>> BEGIN Provided records

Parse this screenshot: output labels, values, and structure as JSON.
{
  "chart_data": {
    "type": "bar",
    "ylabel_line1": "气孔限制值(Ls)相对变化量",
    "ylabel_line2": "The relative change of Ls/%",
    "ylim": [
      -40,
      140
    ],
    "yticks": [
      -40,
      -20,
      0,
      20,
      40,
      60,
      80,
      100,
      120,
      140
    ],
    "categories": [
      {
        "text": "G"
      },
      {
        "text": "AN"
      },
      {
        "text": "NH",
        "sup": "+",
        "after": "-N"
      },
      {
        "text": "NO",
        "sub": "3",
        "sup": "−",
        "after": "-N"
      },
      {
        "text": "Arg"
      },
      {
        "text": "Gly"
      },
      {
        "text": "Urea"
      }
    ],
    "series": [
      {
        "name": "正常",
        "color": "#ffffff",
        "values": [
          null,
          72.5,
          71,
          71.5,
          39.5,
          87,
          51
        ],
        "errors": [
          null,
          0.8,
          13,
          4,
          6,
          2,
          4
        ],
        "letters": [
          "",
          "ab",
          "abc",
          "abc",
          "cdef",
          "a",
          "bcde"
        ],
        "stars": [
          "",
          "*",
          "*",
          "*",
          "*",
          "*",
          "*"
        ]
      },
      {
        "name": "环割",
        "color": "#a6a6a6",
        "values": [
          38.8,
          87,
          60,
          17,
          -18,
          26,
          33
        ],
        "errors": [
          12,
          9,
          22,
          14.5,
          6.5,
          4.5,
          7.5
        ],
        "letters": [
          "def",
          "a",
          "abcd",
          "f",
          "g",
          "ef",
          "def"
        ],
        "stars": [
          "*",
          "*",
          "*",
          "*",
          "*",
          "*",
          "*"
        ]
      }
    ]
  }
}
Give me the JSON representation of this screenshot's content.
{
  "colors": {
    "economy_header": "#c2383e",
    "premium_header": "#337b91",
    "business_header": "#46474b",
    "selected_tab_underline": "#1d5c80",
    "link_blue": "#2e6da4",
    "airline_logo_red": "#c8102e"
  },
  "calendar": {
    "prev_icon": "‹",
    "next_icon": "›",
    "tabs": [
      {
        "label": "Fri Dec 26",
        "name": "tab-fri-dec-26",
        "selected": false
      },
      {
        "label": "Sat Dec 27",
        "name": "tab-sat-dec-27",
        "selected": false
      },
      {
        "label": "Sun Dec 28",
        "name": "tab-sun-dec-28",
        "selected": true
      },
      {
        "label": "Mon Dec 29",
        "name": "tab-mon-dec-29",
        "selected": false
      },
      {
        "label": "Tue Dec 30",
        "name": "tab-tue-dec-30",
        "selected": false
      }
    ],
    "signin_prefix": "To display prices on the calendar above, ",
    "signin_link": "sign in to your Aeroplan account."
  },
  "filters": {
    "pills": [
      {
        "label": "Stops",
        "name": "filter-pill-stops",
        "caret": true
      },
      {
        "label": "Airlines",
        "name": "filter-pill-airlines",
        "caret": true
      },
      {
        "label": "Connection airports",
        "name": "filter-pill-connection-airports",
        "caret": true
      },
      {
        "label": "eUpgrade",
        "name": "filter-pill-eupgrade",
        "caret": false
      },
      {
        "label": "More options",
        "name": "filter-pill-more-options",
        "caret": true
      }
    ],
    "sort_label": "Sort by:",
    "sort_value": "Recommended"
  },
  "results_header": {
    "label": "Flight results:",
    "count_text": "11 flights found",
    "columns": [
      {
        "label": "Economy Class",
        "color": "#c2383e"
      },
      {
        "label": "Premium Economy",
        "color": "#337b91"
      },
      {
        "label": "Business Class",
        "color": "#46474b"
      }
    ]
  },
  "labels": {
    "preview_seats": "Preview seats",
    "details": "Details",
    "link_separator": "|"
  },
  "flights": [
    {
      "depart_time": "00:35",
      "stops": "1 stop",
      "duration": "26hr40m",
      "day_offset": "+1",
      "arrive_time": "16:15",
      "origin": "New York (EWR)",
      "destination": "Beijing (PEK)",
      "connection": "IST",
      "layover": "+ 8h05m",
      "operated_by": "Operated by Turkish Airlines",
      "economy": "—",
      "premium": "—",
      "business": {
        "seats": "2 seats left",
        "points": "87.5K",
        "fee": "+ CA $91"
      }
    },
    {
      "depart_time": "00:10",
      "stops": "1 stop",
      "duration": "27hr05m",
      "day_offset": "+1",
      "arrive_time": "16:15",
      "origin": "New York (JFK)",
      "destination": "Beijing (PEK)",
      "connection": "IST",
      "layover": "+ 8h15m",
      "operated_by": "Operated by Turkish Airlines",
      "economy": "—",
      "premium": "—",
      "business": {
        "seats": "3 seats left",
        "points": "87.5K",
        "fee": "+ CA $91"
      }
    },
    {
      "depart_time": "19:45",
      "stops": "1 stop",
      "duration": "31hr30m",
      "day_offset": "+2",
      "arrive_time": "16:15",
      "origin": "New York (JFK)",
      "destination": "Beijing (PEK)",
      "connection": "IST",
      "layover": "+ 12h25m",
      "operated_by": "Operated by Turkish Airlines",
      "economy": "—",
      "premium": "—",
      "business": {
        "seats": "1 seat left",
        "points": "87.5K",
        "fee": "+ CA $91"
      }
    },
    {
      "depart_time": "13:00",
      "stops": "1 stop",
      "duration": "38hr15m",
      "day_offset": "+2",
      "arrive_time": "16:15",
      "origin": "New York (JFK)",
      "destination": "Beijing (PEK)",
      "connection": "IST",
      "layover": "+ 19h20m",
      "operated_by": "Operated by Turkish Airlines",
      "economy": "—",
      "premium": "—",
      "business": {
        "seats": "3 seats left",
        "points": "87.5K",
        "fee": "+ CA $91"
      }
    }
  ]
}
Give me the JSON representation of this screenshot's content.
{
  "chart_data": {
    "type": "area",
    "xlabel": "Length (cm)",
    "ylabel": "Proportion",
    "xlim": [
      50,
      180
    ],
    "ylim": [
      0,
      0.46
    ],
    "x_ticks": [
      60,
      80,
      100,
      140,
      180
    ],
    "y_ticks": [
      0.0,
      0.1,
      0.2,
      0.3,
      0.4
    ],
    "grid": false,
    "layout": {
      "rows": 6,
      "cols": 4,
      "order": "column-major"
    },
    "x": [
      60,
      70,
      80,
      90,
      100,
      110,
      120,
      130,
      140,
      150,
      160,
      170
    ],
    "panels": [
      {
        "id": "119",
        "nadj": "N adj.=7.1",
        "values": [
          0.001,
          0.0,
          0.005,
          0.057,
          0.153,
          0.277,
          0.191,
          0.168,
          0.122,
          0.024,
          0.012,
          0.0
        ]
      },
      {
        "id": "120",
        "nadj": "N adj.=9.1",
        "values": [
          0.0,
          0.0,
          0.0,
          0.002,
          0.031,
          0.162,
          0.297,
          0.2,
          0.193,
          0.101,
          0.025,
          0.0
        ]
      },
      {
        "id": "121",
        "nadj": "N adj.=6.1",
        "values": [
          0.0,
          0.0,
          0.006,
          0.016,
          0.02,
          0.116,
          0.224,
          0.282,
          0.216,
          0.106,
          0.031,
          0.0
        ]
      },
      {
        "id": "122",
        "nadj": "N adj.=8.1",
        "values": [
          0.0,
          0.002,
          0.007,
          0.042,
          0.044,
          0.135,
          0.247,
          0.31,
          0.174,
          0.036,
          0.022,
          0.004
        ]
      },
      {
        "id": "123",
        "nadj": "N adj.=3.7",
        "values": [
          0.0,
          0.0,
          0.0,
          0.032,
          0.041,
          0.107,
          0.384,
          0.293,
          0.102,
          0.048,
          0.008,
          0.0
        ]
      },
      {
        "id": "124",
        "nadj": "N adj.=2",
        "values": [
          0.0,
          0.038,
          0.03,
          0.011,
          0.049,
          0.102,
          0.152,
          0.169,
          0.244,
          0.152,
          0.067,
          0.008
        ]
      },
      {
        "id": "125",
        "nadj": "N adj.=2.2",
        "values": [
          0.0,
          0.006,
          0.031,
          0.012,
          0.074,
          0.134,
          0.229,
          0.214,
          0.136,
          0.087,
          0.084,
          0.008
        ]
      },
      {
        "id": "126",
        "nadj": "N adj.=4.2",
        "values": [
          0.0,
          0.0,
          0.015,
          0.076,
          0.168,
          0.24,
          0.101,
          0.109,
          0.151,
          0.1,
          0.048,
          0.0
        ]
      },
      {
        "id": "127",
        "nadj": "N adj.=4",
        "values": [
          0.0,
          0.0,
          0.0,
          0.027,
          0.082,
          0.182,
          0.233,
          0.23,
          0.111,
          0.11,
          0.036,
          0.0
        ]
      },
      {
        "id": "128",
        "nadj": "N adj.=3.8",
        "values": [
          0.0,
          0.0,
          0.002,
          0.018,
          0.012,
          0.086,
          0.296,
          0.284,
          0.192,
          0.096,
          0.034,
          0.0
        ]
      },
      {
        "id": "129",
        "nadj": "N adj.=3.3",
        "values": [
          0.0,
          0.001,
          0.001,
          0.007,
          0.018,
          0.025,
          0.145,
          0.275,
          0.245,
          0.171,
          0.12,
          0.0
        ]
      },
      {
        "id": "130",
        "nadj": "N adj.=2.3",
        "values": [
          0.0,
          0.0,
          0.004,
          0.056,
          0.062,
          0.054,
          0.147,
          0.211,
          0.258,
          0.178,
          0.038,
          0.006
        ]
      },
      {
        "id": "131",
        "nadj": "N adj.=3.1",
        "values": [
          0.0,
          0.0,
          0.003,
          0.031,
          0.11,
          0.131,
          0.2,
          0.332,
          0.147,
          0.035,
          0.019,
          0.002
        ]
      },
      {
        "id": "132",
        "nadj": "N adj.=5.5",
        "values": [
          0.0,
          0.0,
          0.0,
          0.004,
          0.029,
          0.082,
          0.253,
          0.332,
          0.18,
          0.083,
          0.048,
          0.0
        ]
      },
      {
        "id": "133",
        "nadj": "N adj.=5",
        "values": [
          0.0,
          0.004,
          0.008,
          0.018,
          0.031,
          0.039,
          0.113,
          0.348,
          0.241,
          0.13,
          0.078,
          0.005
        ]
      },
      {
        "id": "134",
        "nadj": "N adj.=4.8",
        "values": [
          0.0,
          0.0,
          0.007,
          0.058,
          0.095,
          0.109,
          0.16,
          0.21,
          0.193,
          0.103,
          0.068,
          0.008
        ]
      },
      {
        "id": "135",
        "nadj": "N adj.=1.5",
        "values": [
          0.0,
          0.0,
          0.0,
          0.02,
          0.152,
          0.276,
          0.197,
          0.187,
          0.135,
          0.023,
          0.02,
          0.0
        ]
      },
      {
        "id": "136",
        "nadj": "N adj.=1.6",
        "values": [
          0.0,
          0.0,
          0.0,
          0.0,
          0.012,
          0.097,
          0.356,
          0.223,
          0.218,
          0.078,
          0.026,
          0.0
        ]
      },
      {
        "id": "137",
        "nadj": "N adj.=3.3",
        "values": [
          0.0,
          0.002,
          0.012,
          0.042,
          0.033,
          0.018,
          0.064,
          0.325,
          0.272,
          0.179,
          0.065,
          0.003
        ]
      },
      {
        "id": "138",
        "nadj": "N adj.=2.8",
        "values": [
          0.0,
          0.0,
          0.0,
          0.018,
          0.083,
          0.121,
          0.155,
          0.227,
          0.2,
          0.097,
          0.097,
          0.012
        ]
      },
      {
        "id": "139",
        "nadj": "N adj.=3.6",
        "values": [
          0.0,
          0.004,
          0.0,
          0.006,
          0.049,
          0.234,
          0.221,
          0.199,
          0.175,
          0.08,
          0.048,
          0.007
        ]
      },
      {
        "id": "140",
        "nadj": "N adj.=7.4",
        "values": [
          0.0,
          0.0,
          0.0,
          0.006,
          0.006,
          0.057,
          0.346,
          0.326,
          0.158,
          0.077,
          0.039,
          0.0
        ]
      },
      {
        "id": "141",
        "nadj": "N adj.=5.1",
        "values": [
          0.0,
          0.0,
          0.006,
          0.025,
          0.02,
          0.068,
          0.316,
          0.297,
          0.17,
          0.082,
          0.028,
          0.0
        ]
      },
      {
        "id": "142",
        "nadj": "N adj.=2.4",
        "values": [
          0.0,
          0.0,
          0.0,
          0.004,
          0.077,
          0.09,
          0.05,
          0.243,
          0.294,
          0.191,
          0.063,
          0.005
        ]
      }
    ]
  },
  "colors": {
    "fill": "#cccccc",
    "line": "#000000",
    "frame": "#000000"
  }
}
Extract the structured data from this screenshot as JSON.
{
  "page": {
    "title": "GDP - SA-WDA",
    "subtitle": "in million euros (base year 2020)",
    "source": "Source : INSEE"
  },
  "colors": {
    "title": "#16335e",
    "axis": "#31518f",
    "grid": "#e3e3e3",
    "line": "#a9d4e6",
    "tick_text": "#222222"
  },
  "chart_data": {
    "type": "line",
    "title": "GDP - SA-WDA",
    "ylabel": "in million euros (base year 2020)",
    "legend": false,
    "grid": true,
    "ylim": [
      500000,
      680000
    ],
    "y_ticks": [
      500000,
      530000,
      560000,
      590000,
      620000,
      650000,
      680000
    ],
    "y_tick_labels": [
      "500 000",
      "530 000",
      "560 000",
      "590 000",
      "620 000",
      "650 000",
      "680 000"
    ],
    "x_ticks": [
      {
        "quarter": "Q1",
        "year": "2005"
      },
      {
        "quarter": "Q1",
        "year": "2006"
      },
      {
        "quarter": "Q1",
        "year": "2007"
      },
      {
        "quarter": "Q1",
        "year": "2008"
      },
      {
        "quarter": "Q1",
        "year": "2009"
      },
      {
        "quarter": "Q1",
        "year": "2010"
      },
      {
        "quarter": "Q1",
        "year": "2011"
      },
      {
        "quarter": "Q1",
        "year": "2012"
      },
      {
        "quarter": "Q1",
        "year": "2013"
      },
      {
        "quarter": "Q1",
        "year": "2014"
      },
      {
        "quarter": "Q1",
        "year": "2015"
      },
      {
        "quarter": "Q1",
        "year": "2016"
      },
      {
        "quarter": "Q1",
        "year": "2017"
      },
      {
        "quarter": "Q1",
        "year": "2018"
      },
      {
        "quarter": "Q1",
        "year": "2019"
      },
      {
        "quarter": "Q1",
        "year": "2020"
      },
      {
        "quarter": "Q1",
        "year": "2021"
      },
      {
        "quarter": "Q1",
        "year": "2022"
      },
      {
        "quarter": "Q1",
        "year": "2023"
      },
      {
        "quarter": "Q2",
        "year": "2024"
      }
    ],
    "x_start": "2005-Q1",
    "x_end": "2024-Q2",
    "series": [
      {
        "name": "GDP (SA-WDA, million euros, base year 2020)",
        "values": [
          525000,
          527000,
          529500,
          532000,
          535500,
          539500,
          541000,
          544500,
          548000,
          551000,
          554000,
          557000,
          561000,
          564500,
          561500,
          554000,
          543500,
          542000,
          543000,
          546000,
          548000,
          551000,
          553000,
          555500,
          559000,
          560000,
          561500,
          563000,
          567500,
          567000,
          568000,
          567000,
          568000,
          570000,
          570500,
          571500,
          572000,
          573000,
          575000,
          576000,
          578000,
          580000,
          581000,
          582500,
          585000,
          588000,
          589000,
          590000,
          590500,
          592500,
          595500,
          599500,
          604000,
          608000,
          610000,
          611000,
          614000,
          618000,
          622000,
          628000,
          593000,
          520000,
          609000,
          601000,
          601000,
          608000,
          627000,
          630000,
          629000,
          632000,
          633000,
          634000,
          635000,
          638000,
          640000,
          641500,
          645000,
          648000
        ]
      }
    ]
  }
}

>> END Provided records

Directive »
Find each line with the string "JSON" and copy it out.

The result »
Parse this screenshot: output labels, values, and structure as JSON.
Give me the JSON representation of this screenshot's content.
Give me the JSON representation of this screenshot's content.
Extract the structured data from this screenshot as JSON.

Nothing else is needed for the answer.